• PROBLEM DESCRIPTION: Take each line that has the word "Freedom" and return it.

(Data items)
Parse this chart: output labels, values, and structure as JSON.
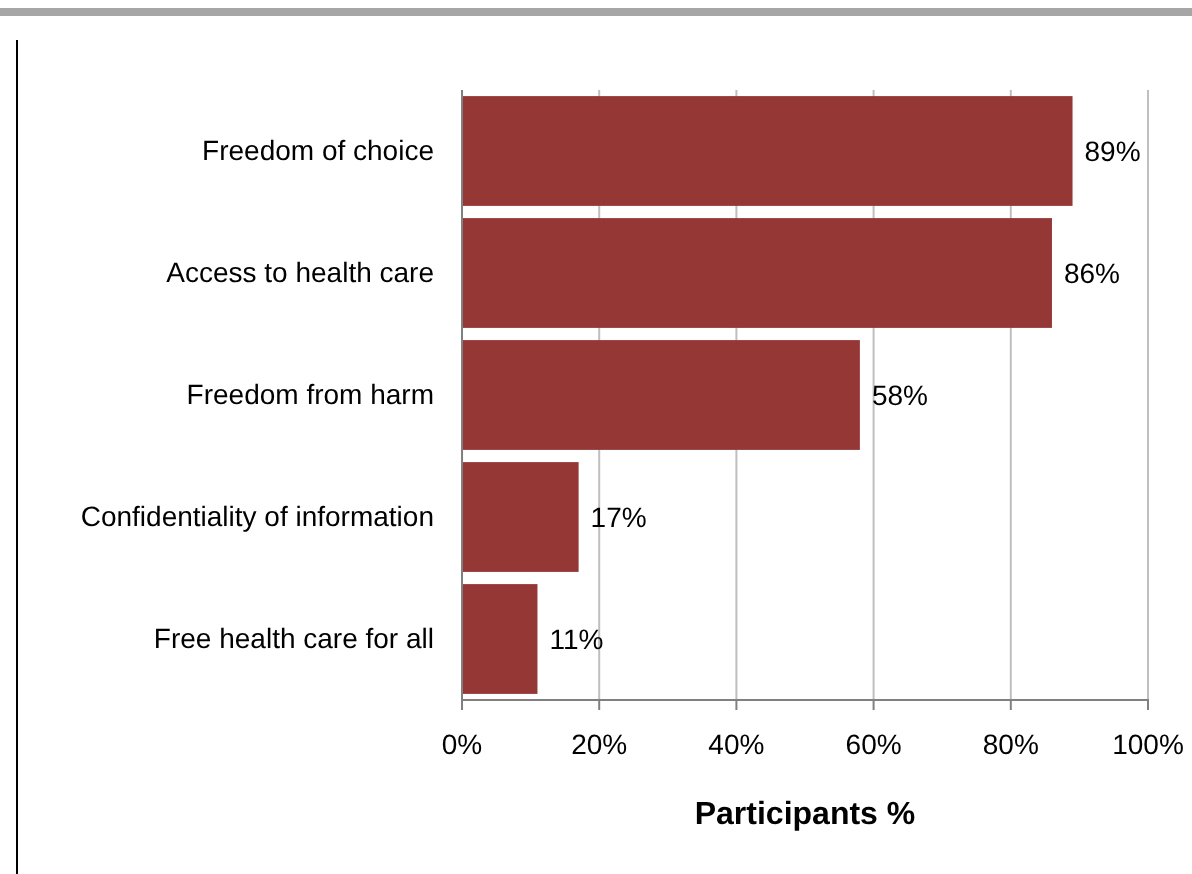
{
  "chart_data": {
    "type": "bar",
    "orientation": "horizontal",
    "xlabel": "Participants %",
    "categories": [
      "Freedom of choice",
      "Access to health care",
      "Freedom from harm",
      "Confidentiality of information",
      "Free health care for all"
    ],
    "values": [
      89,
      86,
      58,
      17,
      11
    ],
    "value_labels": [
      "89%",
      "86%",
      "58%",
      "17%",
      "11%"
    ],
    "color": "#953735",
    "xlim": [
      0,
      100
    ],
    "xticks": [
      {
        "value": 0,
        "label": "0%"
      },
      {
        "value": 20,
        "label": "20%"
      },
      {
        "value": 40,
        "label": "40%"
      },
      {
        "value": 60,
        "label": "60%"
      },
      {
        "value": 80,
        "label": "80%"
      },
      {
        "value": 100,
        "label": "100%"
      }
    ],
    "grid": "x"
  }
}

• ANSWER FOR THIS EXERCISE:
      "Freedom of choice",
      "Freedom from harm",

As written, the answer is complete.